[BEGIN]

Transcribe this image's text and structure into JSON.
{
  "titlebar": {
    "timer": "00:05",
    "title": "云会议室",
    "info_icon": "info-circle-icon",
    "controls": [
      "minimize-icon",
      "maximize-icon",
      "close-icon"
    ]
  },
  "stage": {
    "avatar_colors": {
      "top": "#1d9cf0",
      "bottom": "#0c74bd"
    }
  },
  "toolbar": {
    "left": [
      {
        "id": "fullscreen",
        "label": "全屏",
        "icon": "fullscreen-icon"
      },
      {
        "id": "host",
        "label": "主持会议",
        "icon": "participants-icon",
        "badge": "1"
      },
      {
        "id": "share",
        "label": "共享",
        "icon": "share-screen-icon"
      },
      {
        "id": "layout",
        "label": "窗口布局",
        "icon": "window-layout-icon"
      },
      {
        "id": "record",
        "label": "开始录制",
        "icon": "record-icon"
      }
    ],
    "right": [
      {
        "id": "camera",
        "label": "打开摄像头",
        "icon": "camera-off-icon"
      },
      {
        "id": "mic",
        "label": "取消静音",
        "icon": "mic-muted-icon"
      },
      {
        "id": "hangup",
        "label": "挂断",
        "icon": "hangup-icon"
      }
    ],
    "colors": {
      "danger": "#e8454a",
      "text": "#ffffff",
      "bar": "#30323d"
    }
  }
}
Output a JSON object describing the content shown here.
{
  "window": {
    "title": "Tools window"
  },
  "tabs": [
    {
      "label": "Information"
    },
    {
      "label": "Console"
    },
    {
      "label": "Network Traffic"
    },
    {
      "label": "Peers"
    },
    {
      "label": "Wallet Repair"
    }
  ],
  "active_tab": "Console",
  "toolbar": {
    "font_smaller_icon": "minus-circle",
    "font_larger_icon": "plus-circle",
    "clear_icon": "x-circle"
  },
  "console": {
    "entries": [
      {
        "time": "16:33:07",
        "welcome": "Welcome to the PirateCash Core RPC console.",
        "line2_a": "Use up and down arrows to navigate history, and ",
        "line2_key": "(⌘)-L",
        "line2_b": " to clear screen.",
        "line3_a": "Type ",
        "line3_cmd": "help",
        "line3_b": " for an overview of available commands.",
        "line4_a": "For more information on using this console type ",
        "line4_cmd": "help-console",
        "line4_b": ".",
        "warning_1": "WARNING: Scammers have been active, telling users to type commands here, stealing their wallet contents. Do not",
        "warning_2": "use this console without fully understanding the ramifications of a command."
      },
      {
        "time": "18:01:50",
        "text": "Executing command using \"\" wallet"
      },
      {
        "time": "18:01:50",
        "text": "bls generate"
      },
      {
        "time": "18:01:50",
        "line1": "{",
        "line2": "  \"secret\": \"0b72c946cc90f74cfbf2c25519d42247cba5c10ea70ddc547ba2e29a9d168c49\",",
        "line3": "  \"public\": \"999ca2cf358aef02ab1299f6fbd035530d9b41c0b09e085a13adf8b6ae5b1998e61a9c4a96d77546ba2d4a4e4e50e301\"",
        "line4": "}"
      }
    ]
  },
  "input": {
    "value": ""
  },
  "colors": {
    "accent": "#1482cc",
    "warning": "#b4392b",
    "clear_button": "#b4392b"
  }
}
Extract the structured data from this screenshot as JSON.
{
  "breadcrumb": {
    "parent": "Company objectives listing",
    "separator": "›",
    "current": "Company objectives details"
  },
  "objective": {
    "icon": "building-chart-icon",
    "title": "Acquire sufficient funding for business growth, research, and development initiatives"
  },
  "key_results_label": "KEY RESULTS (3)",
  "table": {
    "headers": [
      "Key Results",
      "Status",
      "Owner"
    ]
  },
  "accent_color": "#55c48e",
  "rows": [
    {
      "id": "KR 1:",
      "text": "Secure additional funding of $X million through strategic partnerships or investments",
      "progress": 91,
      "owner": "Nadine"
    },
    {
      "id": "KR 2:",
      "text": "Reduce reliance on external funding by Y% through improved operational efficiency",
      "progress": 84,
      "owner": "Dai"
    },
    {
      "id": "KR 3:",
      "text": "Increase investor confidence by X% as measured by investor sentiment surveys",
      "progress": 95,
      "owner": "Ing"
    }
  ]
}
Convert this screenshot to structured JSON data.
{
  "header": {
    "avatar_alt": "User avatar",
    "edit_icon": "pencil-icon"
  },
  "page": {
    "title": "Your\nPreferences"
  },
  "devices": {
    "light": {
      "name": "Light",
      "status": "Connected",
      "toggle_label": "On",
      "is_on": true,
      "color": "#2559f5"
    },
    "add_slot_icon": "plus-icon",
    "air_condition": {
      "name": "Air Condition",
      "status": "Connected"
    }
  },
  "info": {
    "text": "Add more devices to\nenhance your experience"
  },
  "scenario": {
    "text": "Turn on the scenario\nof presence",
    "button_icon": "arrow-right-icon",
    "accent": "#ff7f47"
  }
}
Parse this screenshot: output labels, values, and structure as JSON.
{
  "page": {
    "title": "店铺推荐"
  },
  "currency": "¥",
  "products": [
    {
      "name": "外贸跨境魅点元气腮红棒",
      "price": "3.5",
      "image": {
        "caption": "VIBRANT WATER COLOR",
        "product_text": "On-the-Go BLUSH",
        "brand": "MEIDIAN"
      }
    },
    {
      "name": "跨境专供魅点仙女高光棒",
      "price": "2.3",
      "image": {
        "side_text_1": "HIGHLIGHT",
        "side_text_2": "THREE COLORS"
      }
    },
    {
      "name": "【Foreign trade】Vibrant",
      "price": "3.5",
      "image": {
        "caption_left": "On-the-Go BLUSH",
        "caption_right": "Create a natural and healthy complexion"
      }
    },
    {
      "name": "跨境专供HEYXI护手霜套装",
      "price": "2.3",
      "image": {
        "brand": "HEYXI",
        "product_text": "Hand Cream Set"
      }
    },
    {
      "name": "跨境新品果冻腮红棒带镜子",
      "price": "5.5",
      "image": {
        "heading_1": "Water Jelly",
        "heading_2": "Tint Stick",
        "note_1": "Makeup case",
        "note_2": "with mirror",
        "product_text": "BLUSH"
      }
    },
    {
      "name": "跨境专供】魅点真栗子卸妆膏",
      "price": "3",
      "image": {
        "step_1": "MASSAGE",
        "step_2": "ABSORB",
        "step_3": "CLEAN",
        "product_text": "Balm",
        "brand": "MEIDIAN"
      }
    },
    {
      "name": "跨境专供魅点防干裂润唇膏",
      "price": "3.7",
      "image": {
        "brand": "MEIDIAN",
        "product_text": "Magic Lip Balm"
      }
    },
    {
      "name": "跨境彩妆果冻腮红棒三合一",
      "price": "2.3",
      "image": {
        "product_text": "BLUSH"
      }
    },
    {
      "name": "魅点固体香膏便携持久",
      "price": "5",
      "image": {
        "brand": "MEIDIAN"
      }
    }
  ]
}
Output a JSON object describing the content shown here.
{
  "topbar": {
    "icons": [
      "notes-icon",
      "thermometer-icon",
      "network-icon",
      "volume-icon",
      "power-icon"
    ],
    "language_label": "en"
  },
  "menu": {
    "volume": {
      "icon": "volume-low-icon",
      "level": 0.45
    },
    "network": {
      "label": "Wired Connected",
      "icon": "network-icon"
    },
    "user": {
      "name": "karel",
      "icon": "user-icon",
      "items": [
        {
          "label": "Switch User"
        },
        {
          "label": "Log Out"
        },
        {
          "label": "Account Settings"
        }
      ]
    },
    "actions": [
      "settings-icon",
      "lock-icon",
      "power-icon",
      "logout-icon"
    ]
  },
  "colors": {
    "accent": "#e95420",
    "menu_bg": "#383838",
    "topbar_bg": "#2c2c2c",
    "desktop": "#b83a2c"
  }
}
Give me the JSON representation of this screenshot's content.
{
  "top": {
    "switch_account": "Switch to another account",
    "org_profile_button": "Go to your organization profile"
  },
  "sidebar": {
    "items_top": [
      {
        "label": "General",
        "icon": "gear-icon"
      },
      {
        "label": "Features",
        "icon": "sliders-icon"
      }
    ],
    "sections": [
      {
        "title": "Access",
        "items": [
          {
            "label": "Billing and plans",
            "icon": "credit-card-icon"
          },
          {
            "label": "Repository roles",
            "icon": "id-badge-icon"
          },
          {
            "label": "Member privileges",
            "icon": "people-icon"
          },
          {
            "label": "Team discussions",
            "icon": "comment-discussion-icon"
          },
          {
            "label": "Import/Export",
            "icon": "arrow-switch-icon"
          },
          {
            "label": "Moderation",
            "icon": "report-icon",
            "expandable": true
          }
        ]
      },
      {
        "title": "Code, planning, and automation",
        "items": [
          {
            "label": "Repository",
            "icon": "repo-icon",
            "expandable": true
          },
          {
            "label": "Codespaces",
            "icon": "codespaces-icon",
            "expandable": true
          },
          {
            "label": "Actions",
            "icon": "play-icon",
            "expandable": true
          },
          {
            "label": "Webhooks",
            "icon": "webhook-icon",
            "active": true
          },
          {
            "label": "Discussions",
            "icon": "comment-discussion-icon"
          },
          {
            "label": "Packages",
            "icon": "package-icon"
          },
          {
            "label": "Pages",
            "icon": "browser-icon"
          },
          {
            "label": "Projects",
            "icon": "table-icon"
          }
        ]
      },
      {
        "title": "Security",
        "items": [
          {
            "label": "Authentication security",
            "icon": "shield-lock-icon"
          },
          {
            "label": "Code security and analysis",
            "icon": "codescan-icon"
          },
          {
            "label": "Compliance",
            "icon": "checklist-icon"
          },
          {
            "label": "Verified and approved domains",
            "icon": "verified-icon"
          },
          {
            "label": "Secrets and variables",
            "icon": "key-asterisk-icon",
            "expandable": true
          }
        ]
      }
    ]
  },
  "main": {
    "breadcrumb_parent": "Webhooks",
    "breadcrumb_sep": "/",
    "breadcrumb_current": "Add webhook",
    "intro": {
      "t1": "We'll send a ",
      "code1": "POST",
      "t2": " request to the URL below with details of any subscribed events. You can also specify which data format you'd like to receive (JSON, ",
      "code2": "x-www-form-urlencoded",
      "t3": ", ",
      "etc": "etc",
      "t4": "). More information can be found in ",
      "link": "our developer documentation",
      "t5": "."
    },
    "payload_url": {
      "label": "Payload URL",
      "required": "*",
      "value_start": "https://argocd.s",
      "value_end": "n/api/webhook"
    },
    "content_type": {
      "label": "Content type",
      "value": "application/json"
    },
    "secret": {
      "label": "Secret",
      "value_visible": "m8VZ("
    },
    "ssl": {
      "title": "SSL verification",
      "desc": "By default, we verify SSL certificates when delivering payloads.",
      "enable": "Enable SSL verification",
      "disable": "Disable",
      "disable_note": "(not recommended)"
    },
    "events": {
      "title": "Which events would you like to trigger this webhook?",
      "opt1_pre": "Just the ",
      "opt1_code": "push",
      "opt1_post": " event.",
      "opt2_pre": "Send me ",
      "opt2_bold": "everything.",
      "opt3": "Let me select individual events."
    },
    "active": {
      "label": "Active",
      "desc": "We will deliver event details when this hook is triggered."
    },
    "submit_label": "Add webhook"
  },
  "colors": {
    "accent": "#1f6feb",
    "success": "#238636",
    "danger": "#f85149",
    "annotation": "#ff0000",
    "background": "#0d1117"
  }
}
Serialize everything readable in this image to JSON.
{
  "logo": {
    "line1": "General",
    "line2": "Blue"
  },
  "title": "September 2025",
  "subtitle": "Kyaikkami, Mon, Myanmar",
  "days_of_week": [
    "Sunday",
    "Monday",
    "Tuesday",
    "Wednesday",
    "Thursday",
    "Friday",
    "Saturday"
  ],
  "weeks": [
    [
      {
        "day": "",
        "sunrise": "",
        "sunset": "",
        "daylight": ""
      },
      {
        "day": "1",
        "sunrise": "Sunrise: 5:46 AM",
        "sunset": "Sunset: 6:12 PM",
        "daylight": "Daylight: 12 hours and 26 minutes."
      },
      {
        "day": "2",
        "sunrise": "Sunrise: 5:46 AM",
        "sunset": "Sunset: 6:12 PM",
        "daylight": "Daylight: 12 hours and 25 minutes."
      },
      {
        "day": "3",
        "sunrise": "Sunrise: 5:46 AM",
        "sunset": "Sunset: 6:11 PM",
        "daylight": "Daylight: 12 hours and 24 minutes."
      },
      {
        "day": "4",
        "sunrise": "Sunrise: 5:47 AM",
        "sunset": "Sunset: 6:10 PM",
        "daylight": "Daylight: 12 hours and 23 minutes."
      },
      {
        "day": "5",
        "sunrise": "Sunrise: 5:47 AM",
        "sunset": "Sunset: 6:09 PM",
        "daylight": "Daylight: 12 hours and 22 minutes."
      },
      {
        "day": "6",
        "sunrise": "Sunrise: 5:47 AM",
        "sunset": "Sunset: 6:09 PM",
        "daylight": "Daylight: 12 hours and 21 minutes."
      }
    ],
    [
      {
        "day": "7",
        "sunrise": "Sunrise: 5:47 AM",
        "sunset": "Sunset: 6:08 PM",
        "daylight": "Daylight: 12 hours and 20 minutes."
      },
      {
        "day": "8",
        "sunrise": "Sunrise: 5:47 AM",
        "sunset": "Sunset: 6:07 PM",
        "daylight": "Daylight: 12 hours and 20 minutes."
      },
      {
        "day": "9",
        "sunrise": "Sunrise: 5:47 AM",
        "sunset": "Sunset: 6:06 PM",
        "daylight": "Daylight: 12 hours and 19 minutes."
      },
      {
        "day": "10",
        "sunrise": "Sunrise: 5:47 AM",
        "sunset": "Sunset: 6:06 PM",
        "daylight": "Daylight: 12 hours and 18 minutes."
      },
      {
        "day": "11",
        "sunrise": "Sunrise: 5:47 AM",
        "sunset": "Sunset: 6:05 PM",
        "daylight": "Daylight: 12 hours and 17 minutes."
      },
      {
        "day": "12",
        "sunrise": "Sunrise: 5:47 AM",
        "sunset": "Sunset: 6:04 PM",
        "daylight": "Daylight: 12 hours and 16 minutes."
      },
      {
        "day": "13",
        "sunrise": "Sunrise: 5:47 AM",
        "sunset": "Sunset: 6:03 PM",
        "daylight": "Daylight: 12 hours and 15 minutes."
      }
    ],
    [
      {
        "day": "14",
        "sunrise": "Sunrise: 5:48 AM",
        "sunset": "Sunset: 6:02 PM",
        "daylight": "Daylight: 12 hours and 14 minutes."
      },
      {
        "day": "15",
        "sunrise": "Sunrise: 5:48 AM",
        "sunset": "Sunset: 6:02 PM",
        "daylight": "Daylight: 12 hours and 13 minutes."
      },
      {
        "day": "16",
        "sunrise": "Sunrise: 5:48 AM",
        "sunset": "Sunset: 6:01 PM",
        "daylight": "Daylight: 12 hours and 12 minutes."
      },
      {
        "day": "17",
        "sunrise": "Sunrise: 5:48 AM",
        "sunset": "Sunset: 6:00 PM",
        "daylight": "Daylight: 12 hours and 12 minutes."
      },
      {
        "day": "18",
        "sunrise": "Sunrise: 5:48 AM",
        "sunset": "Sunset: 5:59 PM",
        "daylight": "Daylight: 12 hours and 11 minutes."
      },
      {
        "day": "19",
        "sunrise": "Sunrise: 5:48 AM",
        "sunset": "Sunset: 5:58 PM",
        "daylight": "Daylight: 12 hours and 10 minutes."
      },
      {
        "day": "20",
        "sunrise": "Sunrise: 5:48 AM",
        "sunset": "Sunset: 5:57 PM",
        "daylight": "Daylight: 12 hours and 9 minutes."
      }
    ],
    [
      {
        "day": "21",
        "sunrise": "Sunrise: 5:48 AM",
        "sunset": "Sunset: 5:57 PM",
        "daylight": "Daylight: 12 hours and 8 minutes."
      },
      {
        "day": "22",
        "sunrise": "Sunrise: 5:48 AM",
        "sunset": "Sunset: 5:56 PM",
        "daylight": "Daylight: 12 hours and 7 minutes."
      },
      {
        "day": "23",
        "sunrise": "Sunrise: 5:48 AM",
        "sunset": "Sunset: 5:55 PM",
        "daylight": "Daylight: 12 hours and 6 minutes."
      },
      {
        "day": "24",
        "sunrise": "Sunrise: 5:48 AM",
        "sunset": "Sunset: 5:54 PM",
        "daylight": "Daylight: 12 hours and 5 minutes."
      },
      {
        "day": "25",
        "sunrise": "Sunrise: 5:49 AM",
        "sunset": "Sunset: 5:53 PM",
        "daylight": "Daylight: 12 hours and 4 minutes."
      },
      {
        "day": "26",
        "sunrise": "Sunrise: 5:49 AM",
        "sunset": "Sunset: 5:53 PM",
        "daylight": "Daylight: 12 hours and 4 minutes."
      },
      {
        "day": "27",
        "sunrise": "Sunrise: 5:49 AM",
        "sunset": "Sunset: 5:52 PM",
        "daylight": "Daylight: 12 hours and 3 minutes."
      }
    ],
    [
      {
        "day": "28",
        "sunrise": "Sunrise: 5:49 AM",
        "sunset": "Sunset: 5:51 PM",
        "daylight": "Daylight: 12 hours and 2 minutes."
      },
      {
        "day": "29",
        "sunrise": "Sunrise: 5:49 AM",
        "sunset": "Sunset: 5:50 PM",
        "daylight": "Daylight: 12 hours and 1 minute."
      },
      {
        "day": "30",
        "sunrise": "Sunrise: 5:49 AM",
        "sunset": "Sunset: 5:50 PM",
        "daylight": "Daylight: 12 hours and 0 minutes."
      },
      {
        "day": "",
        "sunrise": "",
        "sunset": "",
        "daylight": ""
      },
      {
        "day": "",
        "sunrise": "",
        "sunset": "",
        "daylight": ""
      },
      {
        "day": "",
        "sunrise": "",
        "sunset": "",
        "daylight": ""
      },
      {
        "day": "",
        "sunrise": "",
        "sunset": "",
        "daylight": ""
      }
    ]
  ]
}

[END]

Filter the listing for the word "like" and copy every line that holds it.

      "t2": " request to the URL below with details of any subscribed events. You can also specify which data format you'd like to receive (JSON, ",
      "title": "Which events would you like to trigger this webhook?",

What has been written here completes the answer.